WHAT YOU NEED TO DO –
Copy out each line below that contains the string "drop". Matches are case-sensitive.

EXTRACTED INFORMATION –
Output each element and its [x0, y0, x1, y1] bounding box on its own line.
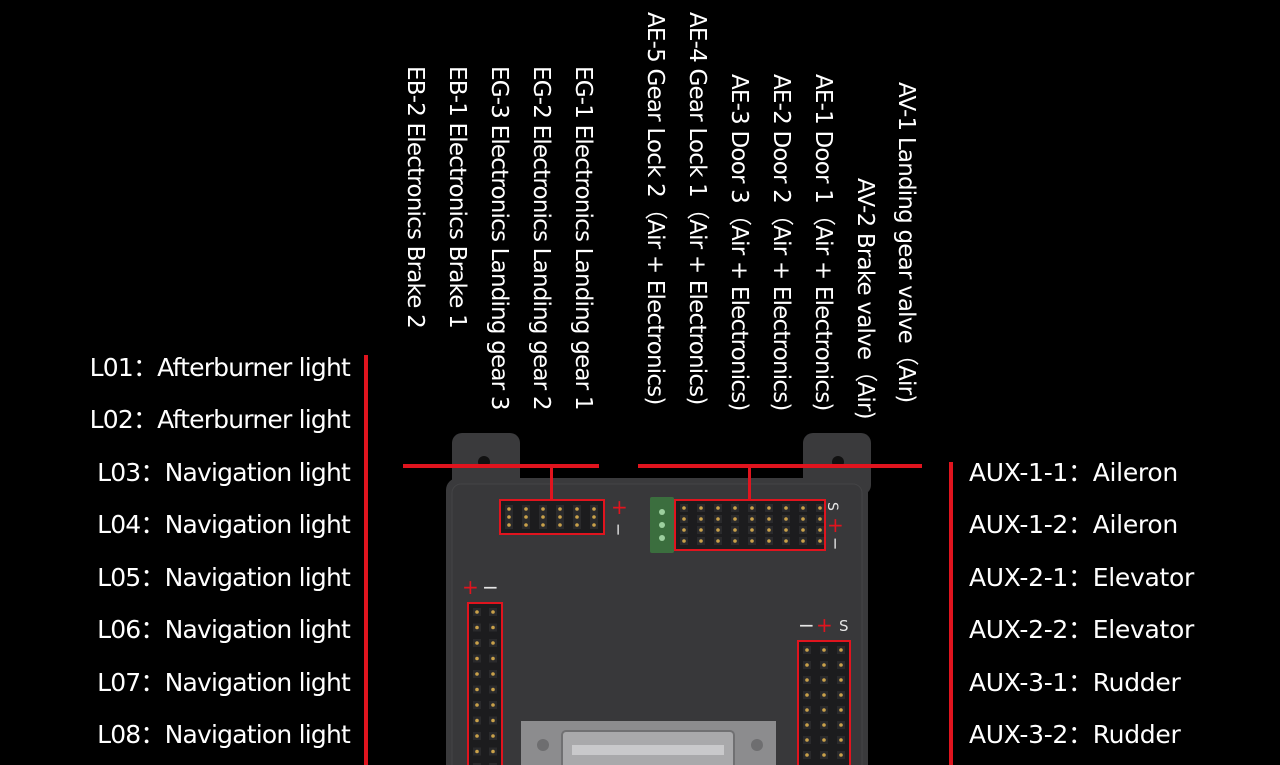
- line-top-right-horizontal: [638, 464, 922, 468]
- left-label-L05: L05：Navigation light: [97, 563, 351, 592]
- mark-right-s: S: [839, 617, 849, 635]
- header-top-right: [674, 499, 826, 551]
- mark-top-left-plus: +: [611, 495, 628, 519]
- line-top-left-drop: [550, 464, 553, 500]
- mark-top-left-minus: −: [609, 523, 628, 536]
- mark-left-plus: +: [462, 575, 479, 599]
- mark-top-right-plus: +: [827, 513, 844, 537]
- left-label-L06: L06：Navigation light: [97, 615, 351, 644]
- right-label-aux-2-1: AUX-2-1：Elevator: [969, 563, 1194, 592]
- mark-top-right-s: S: [824, 502, 840, 511]
- header-right-rail: [797, 640, 851, 765]
- right-label-aux-3-1: AUX-3-1：Rudder: [969, 668, 1181, 697]
- mark-right-minus: −: [798, 613, 815, 637]
- mark-right-plus: +: [816, 613, 833, 637]
- green-terminal-block: [650, 497, 674, 553]
- mark-top-right-minus: −: [826, 537, 845, 550]
- right-label-aux-3-2: AUX-3-2：Rudder: [969, 720, 1181, 749]
- line-right-vertical: [949, 462, 953, 765]
- connection-lines: [364, 355, 953, 765]
- right-label-aux-2-2: AUX-2-2：Elevator: [969, 615, 1194, 644]
- right-label-aux-1-2: AUX-1-2：Aileron: [969, 510, 1178, 539]
- left-label-L01: L01：Afterburner light: [89, 353, 351, 382]
- line-top-right-drop: [748, 464, 751, 500]
- left-label-L07: L07：Navigation light: [97, 668, 351, 697]
- line-top-left-horizontal: [403, 464, 599, 468]
- mark-left-minus: −: [482, 575, 499, 599]
- header-top-left: [499, 499, 605, 535]
- left-label-L04: L04：Navigation light: [97, 510, 351, 539]
- left-label-L03: L03：Navigation light: [97, 458, 351, 487]
- line-left-vertical: [364, 355, 368, 765]
- left-label-L08: L08：Navigation light: [97, 720, 351, 749]
- right-label-aux-1-1: AUX-1-1：Aileron: [969, 458, 1178, 487]
- left-label-L02: L02：Afterburner light: [89, 405, 351, 434]
- bottom-connector: [521, 721, 776, 765]
- pin-markings: + − S + − + − − + S: [462, 495, 849, 637]
- header-left-rail: [467, 602, 503, 765]
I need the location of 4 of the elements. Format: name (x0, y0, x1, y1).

OUTPUT FOR THIS EXERCISE –
- line-top-left-drop: [550, 464, 553, 500]
- line-top-right-drop: [748, 464, 751, 500]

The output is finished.